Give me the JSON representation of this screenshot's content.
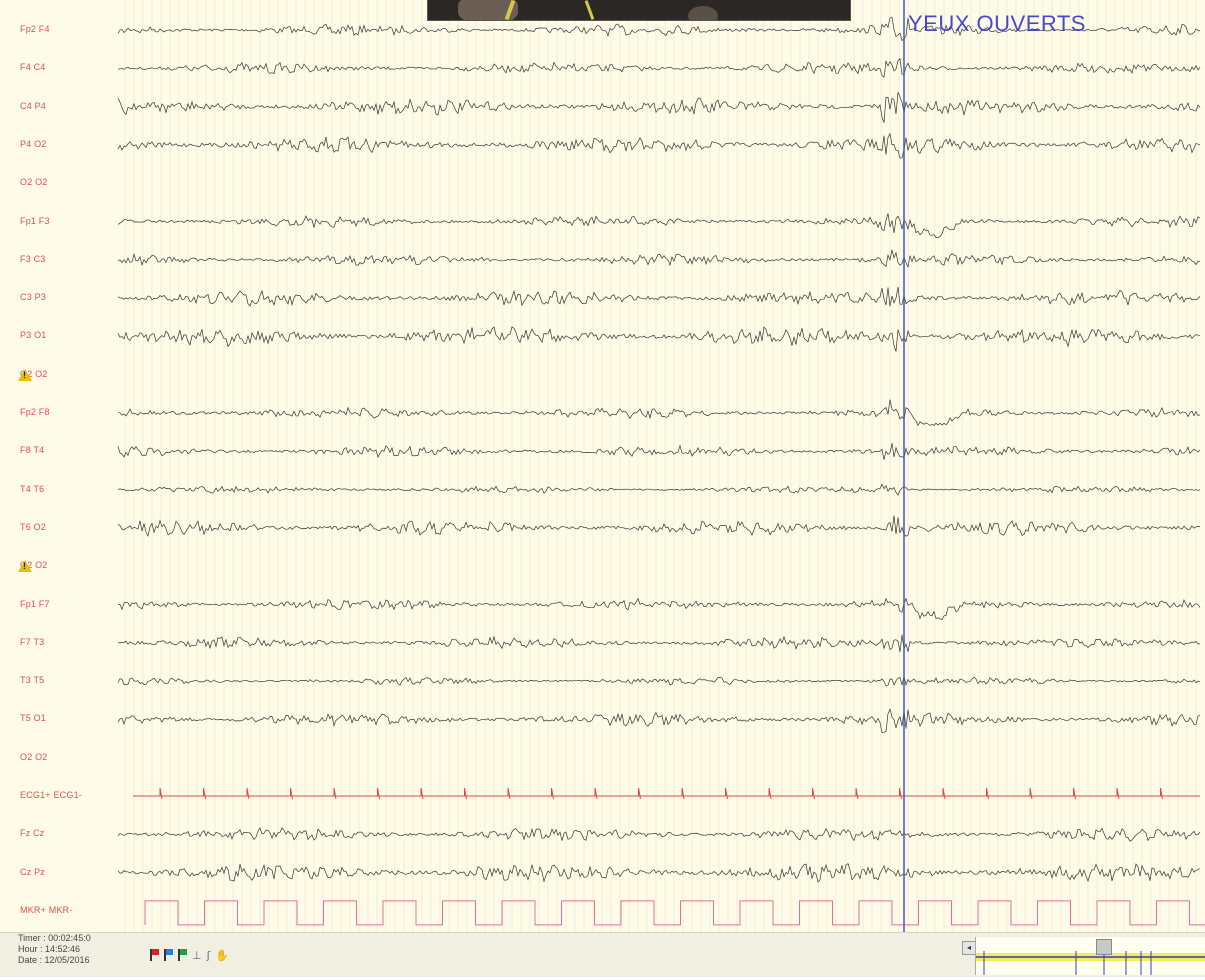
{
  "channels": [
    {
      "label": "Fp2 F4",
      "type": "eeg",
      "amp": 6
    },
    {
      "label": "F4 C4",
      "type": "eeg",
      "amp": 6
    },
    {
      "label": "C4 P4",
      "type": "eeg",
      "amp": 9
    },
    {
      "label": "P4 O2",
      "type": "eeg",
      "amp": 9
    },
    {
      "label": "O2 O2",
      "type": "flat",
      "amp": 0
    },
    {
      "label": "Fp1 F3",
      "type": "eeg",
      "amp": 6
    },
    {
      "label": "F3 C3",
      "type": "eeg",
      "amp": 6
    },
    {
      "label": "C3 P3",
      "type": "eeg",
      "amp": 8
    },
    {
      "label": "P3 O1",
      "type": "eeg",
      "amp": 10
    },
    {
      "label": "O2 O2",
      "type": "flat",
      "amp": 0,
      "warning": true
    },
    {
      "label": "Fp2 F8",
      "type": "eeg",
      "amp": 6
    },
    {
      "label": "F8 T4",
      "type": "eeg",
      "amp": 6
    },
    {
      "label": "T4 T6",
      "type": "eeg",
      "amp": 4
    },
    {
      "label": "T6 O2",
      "type": "eeg",
      "amp": 8
    },
    {
      "label": "O2 O2",
      "type": "flat",
      "amp": 0,
      "warning": true
    },
    {
      "label": "Fp1 F7",
      "type": "eeg",
      "amp": 6
    },
    {
      "label": "F7 T3",
      "type": "eeg",
      "amp": 6
    },
    {
      "label": "T3 T5",
      "type": "eeg",
      "amp": 4
    },
    {
      "label": "T5 O1",
      "type": "eeg",
      "amp": 7
    },
    {
      "label": "O2 O2",
      "type": "flat",
      "amp": 0
    },
    {
      "label": "ECG1+ ECG1-",
      "type": "ecg",
      "amp": 8
    },
    {
      "label": "Fz Cz",
      "type": "eeg",
      "amp": 7
    },
    {
      "label": "Cz Pz",
      "type": "eeg",
      "amp": 10
    },
    {
      "label": "MKR+ MKR-",
      "type": "marker",
      "amp": 24
    }
  ],
  "annotation": "YEUX OUVERTS",
  "status": {
    "timer": "Timer : 00:02:45:0",
    "hour": "Hour : 14:52:46",
    "date": "Date : 12/05/2016"
  },
  "toolbar": [
    {
      "name": "red-flag-icon",
      "kind": "flag",
      "color": "#e02020"
    },
    {
      "name": "blue-flag-icon",
      "kind": "flag",
      "color": "#2080e0"
    },
    {
      "name": "green-flag-icon",
      "kind": "flag",
      "color": "#20a040"
    },
    {
      "name": "ground-icon",
      "kind": "glyph",
      "glyph": "⊥"
    },
    {
      "name": "wave-tool-icon",
      "kind": "glyph",
      "glyph": "ʃ"
    },
    {
      "name": "hand-tool-icon",
      "kind": "glyph",
      "glyph": "✋"
    }
  ],
  "colors": {
    "background": "#fefce8",
    "label": "#e05050",
    "trace": "#333333",
    "ecg": "#e04848",
    "marker": "#e070a0",
    "cursor": "#4455cc",
    "annotation": "#3a3ac8",
    "grid": "#e8e4c8"
  },
  "icons": {
    "warning": "warning-icon",
    "scroll_left": "◂"
  }
}
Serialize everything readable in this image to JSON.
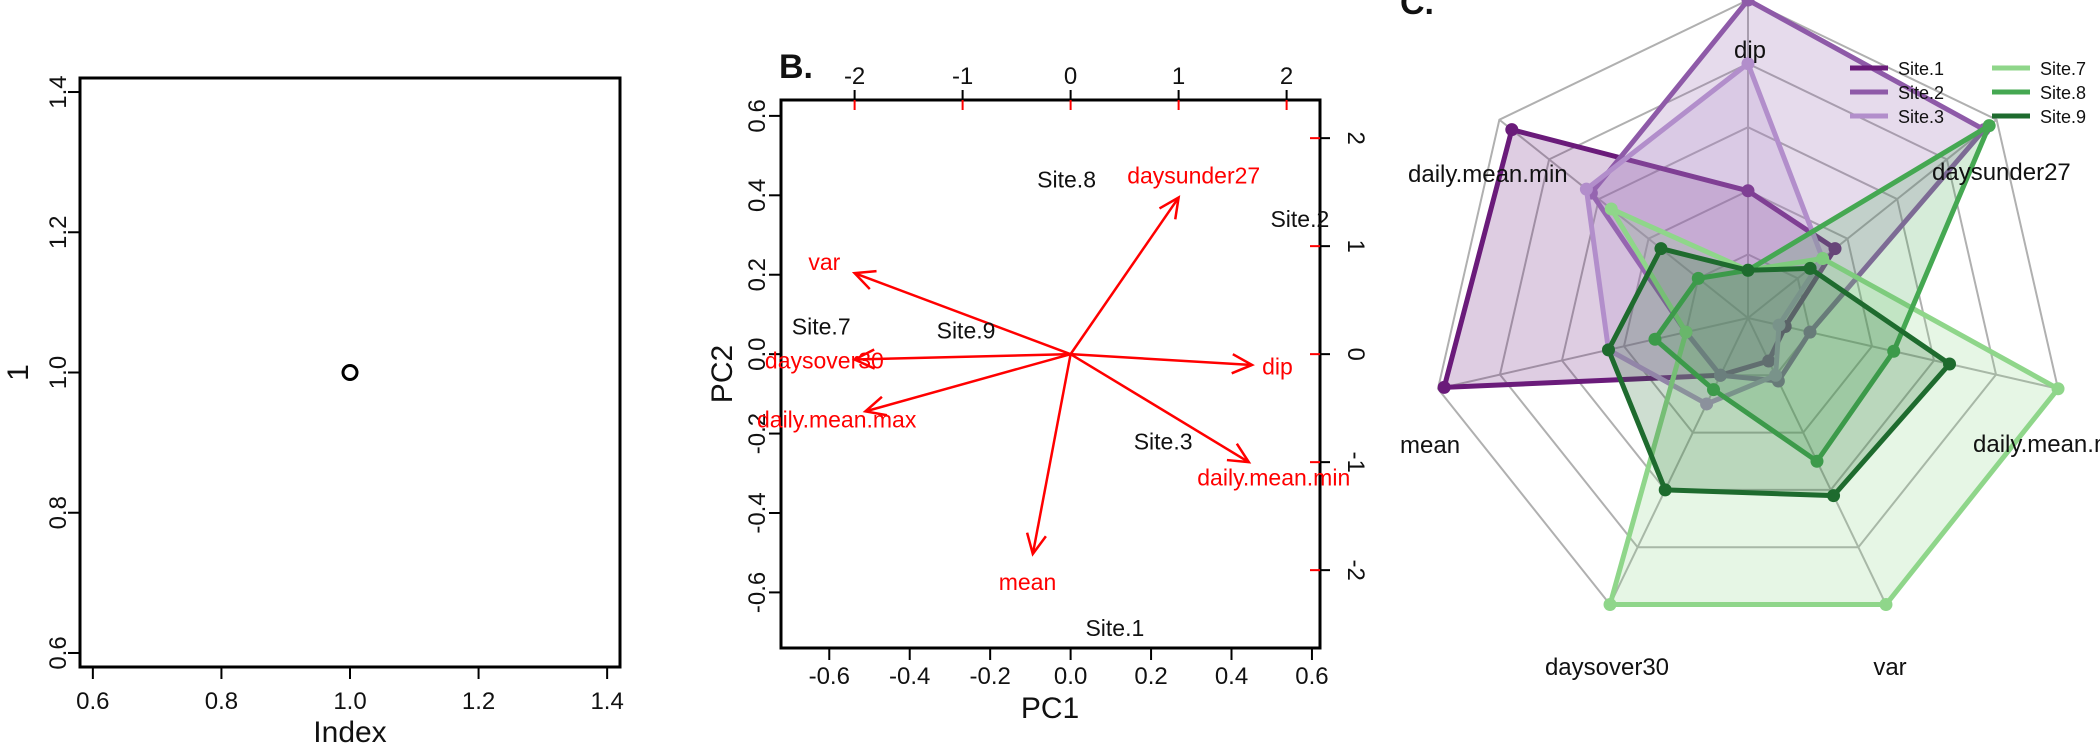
{
  "chart_data": [
    {
      "type": "scatter",
      "panel_label": "",
      "xlabel": "Index",
      "ylabel": "1",
      "xlim": [
        0.58,
        1.42
      ],
      "ylim": [
        0.58,
        1.42
      ],
      "x_ticks": [
        "0.6",
        "0.8",
        "1.0",
        "1.2",
        "1.4"
      ],
      "y_ticks": [
        "0.6",
        "0.8",
        "1.0",
        "1.2",
        "1.4"
      ],
      "points": [
        {
          "x": 1.0,
          "y": 1.0
        }
      ]
    },
    {
      "type": "scatter",
      "subtype": "biplot",
      "panel_label": "B.",
      "xlabel": "PC1",
      "ylabel": "PC2",
      "xlim": [
        -0.72,
        0.62
      ],
      "ylim": [
        -0.74,
        0.64
      ],
      "x_ticks": [
        "-0.6",
        "-0.4",
        "-0.2",
        "0.0",
        "0.2",
        "0.4",
        "0.6"
      ],
      "y_ticks": [
        "-0.6",
        "-0.4",
        "-0.2",
        "0.0",
        "0.2",
        "0.4",
        "0.6"
      ],
      "top_ticks": [
        "-2",
        "-1",
        "0",
        "1",
        "2"
      ],
      "right_ticks": [
        "-2",
        "-1",
        "0",
        "1",
        "2"
      ],
      "sites": [
        {
          "name": "Site.8",
          "x": -0.01,
          "y": 0.44
        },
        {
          "name": "Site.2",
          "x": 0.57,
          "y": 0.34
        },
        {
          "name": "Site.7",
          "x": -0.62,
          "y": 0.07
        },
        {
          "name": "Site.9",
          "x": -0.26,
          "y": 0.06
        },
        {
          "name": "Site.3",
          "x": 0.23,
          "y": -0.22
        },
        {
          "name": "Site.1",
          "x": 0.11,
          "y": -0.69
        }
      ],
      "loadings": [
        {
          "name": "daysunder27",
          "x": 1.0,
          "y": 1.45
        },
        {
          "name": "var",
          "x": -2.0,
          "y": 0.75
        },
        {
          "name": "daysover30",
          "x": -2.0,
          "y": -0.05
        },
        {
          "name": "daily.mean.max",
          "x": -1.9,
          "y": -0.53
        },
        {
          "name": "dip",
          "x": 1.68,
          "y": -0.1
        },
        {
          "name": "daily.mean.min",
          "x": 1.65,
          "y": -1.0
        },
        {
          "name": "mean",
          "x": -0.35,
          "y": -1.85
        }
      ],
      "colors": {
        "sites": "#111111",
        "loadings": "#ff0000"
      }
    },
    {
      "type": "radar",
      "panel_label": "C.",
      "axes": [
        "dip",
        "daysunder27",
        "daily.mean.max",
        "var",
        "daysover30",
        "mean",
        "daily.mean.min"
      ],
      "levels": 5,
      "series": [
        {
          "name": "Site.1",
          "color": "#6a1b7a",
          "values": [
            0.4,
            0.35,
            0.12,
            0.15,
            0.2,
            0.98,
            0.95
          ]
        },
        {
          "name": "Site.2",
          "color": "#8e5aa8",
          "values": [
            1.0,
            0.95,
            0.2,
            0.22,
            0.2,
            0.2,
            0.63
          ]
        },
        {
          "name": "Site.3",
          "color": "#b28ecb",
          "values": [
            0.8,
            0.3,
            0.1,
            0.2,
            0.3,
            0.45,
            0.65
          ]
        },
        {
          "name": "Site.7",
          "color": "#8fd68a",
          "values": [
            0.15,
            0.3,
            1.0,
            1.0,
            1.0,
            0.2,
            0.55
          ]
        },
        {
          "name": "Site.8",
          "color": "#45a852",
          "values": [
            0.15,
            0.97,
            0.47,
            0.5,
            0.25,
            0.3,
            0.2
          ]
        },
        {
          "name": "Site.9",
          "color": "#1e6b2e",
          "values": [
            0.15,
            0.25,
            0.65,
            0.62,
            0.6,
            0.45,
            0.35
          ]
        }
      ]
    }
  ]
}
════════
Repeat the records above exactly, leaving out any pictures they contain.

*WRITTEN RESPONSE*
Give me the JSON representation of this screenshot's content.
{
  "channels": [
    {
      "label": "Fp2 F4",
      "type": "eeg",
      "amp": 6
    },
    {
      "label": "F4 C4",
      "type": "eeg",
      "amp": 6
    },
    {
      "label": "C4 P4",
      "type": "eeg",
      "amp": 9
    },
    {
      "label": "P4 O2",
      "type": "eeg",
      "amp": 9
    },
    {
      "label": "O2 O2",
      "type": "flat",
      "amp": 0
    },
    {
      "label": "Fp1 F3",
      "type": "eeg",
      "amp": 6
    },
    {
      "label": "F3 C3",
      "type": "eeg",
      "amp": 6
    },
    {
      "label": "C3 P3",
      "type": "eeg",
      "amp": 8
    },
    {
      "label": "P3 O1",
      "type": "eeg",
      "amp": 10
    },
    {
      "label": "O2 O2",
      "type": "flat",
      "amp": 0,
      "warning": true
    },
    {
      "label": "Fp2 F8",
      "type": "eeg",
      "amp": 6
    },
    {
      "label": "F8 T4",
      "type": "eeg",
      "amp": 6
    },
    {
      "label": "T4 T6",
      "type": "eeg",
      "amp": 4
    },
    {
      "label": "T6 O2",
      "type": "eeg",
      "amp": 8
    },
    {
      "label": "O2 O2",
      "type": "flat",
      "amp": 0,
      "warning": true
    },
    {
      "label": "Fp1 F7",
      "type": "eeg",
      "amp": 6
    },
    {
      "label": "F7 T3",
      "type": "eeg",
      "amp": 6
    },
    {
      "label": "T3 T5",
      "type": "eeg",
      "amp": 4
    },
    {
      "label": "T5 O1",
      "type": "eeg",
      "amp": 7
    },
    {
      "label": "O2 O2",
      "type": "flat",
      "amp": 0
    },
    {
      "label": "ECG1+ ECG1-",
      "type": "ecg",
      "amp": 8
    },
    {
      "label": "Fz Cz",
      "type": "eeg",
      "amp": 7
    },
    {
      "label": "Cz Pz",
      "type": "eeg",
      "amp": 10
    },
    {
      "label": "MKR+ MKR-",
      "type": "marker",
      "amp": 24
    }
  ],
  "annotation": "YEUX OUVERTS",
  "status": {
    "timer": "Timer : 00:02:45:0",
    "hour": "Hour : 14:52:46",
    "date": "Date : 12/05/2016"
  },
  "toolbar": [
    {
      "name": "red-flag-icon",
      "kind": "flag",
      "color": "#e02020"
    },
    {
      "name": "blue-flag-icon",
      "kind": "flag",
      "color": "#2080e0"
    },
    {
      "name": "green-flag-icon",
      "kind": "flag",
      "color": "#20a040"
    },
    {
      "name": "ground-icon",
      "kind": "glyph",
      "glyph": "⊥"
    },
    {
      "name": "wave-tool-icon",
      "kind": "glyph",
      "glyph": "ʃ"
    },
    {
      "name": "hand-tool-icon",
      "kind": "glyph",
      "glyph": "✋"
    }
  ],
  "colors": {
    "background": "#fefce8",
    "label": "#e05050",
    "trace": "#333333",
    "ecg": "#e04848",
    "marker": "#e070a0",
    "cursor": "#4455cc",
    "annotation": "#3a3ac8",
    "grid": "#e8e4c8"
  },
  "icons": {
    "warning": "warning-icon",
    "scroll_left": "◂"
  }
}
Serialize everything readable in this image to JSON.
{
  "chart_data": [
    {
      "type": "scatter",
      "panel_label": "",
      "xlabel": "Index",
      "ylabel": "1",
      "xlim": [
        0.58,
        1.42
      ],
      "ylim": [
        0.58,
        1.42
      ],
      "x_ticks": [
        "0.6",
        "0.8",
        "1.0",
        "1.2",
        "1.4"
      ],
      "y_ticks": [
        "0.6",
        "0.8",
        "1.0",
        "1.2",
        "1.4"
      ],
      "points": [
        {
          "x": 1.0,
          "y": 1.0
        }
      ]
    },
    {
      "type": "scatter",
      "subtype": "biplot",
      "panel_label": "B.",
      "xlabel": "PC1",
      "ylabel": "PC2",
      "xlim": [
        -0.72,
        0.62
      ],
      "ylim": [
        -0.74,
        0.64
      ],
      "x_ticks": [
        "-0.6",
        "-0.4",
        "-0.2",
        "0.0",
        "0.2",
        "0.4",
        "0.6"
      ],
      "y_ticks": [
        "-0.6",
        "-0.4",
        "-0.2",
        "0.0",
        "0.2",
        "0.4",
        "0.6"
      ],
      "top_ticks": [
        "-2",
        "-1",
        "0",
        "1",
        "2"
      ],
      "right_ticks": [
        "-2",
        "-1",
        "0",
        "1",
        "2"
      ],
      "sites": [
        {
          "name": "Site.8",
          "x": -0.01,
          "y": 0.44
        },
        {
          "name": "Site.2",
          "x": 0.57,
          "y": 0.34
        },
        {
          "name": "Site.7",
          "x": -0.62,
          "y": 0.07
        },
        {
          "name": "Site.9",
          "x": -0.26,
          "y": 0.06
        },
        {
          "name": "Site.3",
          "x": 0.23,
          "y": -0.22
        },
        {
          "name": "Site.1",
          "x": 0.11,
          "y": -0.69
        }
      ],
      "loadings": [
        {
          "name": "daysunder27",
          "x": 1.0,
          "y": 1.45
        },
        {
          "name": "var",
          "x": -2.0,
          "y": 0.75
        },
        {
          "name": "daysover30",
          "x": -2.0,
          "y": -0.05
        },
        {
          "name": "daily.mean.max",
          "x": -1.9,
          "y": -0.53
        },
        {
          "name": "dip",
          "x": 1.68,
          "y": -0.1
        },
        {
          "name": "daily.mean.min",
          "x": 1.65,
          "y": -1.0
        },
        {
          "name": "mean",
          "x": -0.35,
          "y": -1.85
        }
      ],
      "colors": {
        "sites": "#111111",
        "loadings": "#ff0000"
      }
    },
    {
      "type": "radar",
      "panel_label": "C.",
      "axes": [
        "dip",
        "daysunder27",
        "daily.mean.max",
        "var",
        "daysover30",
        "mean",
        "daily.mean.min"
      ],
      "levels": 5,
      "series": [
        {
          "name": "Site.1",
          "color": "#6a1b7a",
          "values": [
            0.4,
            0.35,
            0.12,
            0.15,
            0.2,
            0.98,
            0.95
          ]
        },
        {
          "name": "Site.2",
          "color": "#8e5aa8",
          "values": [
            1.0,
            0.95,
            0.2,
            0.22,
            0.2,
            0.2,
            0.63
          ]
        },
        {
          "name": "Site.3",
          "color": "#b28ecb",
          "values": [
            0.8,
            0.3,
            0.1,
            0.2,
            0.3,
            0.45,
            0.65
          ]
        },
        {
          "name": "Site.7",
          "color": "#8fd68a",
          "values": [
            0.15,
            0.3,
            1.0,
            1.0,
            1.0,
            0.2,
            0.55
          ]
        },
        {
          "name": "Site.8",
          "color": "#45a852",
          "values": [
            0.15,
            0.97,
            0.47,
            0.5,
            0.25,
            0.3,
            0.2
          ]
        },
        {
          "name": "Site.9",
          "color": "#1e6b2e",
          "values": [
            0.15,
            0.25,
            0.65,
            0.62,
            0.6,
            0.45,
            0.35
          ]
        }
      ]
    }
  ]
}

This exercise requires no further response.